◆ Work to complete ◆
Keep only the lines of the data below that contain "услуг", and copy them.

◆ Data to use ◆
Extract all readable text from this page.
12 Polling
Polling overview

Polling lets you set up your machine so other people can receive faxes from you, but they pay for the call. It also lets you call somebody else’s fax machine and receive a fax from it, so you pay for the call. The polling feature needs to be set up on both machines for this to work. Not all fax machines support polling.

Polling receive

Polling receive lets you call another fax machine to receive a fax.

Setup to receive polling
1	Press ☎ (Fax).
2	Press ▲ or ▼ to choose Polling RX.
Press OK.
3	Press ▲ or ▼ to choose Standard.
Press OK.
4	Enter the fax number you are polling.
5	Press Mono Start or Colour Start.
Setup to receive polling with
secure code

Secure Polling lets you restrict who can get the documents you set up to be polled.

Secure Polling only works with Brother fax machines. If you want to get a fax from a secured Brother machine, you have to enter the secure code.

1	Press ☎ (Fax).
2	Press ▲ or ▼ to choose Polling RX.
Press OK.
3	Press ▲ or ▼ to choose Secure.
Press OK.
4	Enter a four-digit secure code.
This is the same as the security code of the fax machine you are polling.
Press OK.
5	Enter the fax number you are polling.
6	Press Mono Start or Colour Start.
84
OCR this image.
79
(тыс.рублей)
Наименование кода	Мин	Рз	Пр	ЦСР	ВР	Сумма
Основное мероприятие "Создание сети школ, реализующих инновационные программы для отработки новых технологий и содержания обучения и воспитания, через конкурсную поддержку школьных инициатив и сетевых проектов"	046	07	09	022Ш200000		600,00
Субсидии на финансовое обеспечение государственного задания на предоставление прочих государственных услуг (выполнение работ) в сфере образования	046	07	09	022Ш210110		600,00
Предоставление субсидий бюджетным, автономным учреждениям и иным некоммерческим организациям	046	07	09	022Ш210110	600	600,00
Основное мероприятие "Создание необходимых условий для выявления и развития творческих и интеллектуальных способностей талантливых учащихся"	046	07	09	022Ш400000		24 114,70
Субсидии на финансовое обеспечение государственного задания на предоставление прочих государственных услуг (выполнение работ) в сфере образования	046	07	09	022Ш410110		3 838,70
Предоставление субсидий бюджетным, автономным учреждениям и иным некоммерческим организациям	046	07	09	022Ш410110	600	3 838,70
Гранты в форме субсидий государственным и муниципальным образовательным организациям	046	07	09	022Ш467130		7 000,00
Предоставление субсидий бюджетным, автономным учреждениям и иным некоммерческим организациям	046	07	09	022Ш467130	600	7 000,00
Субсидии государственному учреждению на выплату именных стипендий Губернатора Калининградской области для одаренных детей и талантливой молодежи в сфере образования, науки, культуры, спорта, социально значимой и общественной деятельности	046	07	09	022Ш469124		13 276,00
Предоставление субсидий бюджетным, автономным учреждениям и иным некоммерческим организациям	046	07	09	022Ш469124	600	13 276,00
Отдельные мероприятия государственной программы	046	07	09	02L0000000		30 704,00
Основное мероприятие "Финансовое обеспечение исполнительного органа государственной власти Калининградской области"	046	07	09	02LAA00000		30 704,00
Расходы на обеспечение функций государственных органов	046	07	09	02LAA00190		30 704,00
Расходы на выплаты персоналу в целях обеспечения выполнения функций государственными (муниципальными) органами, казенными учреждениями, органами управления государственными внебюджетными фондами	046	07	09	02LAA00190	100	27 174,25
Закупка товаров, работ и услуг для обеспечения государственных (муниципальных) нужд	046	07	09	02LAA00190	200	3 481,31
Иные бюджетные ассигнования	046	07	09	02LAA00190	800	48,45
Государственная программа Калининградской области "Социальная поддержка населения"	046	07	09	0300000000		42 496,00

◆ Written solution ◆
Субсидии на финансовое обеспечение государственного задания на предоставление прочих государственных услуг (выполнение работ) в сфере образования	046	07	09	022Ш210110		600,00
Субсидии на финансовое обеспечение государственного задания на предоставление прочих государственных услуг (выполнение работ) в сфере образования	046	07	09	022Ш410110		3 838,70
Закупка товаров, работ и услуг для обеспечения государственных (муниципальных) нужд	046	07	09	02LAA00190	200	3 481,31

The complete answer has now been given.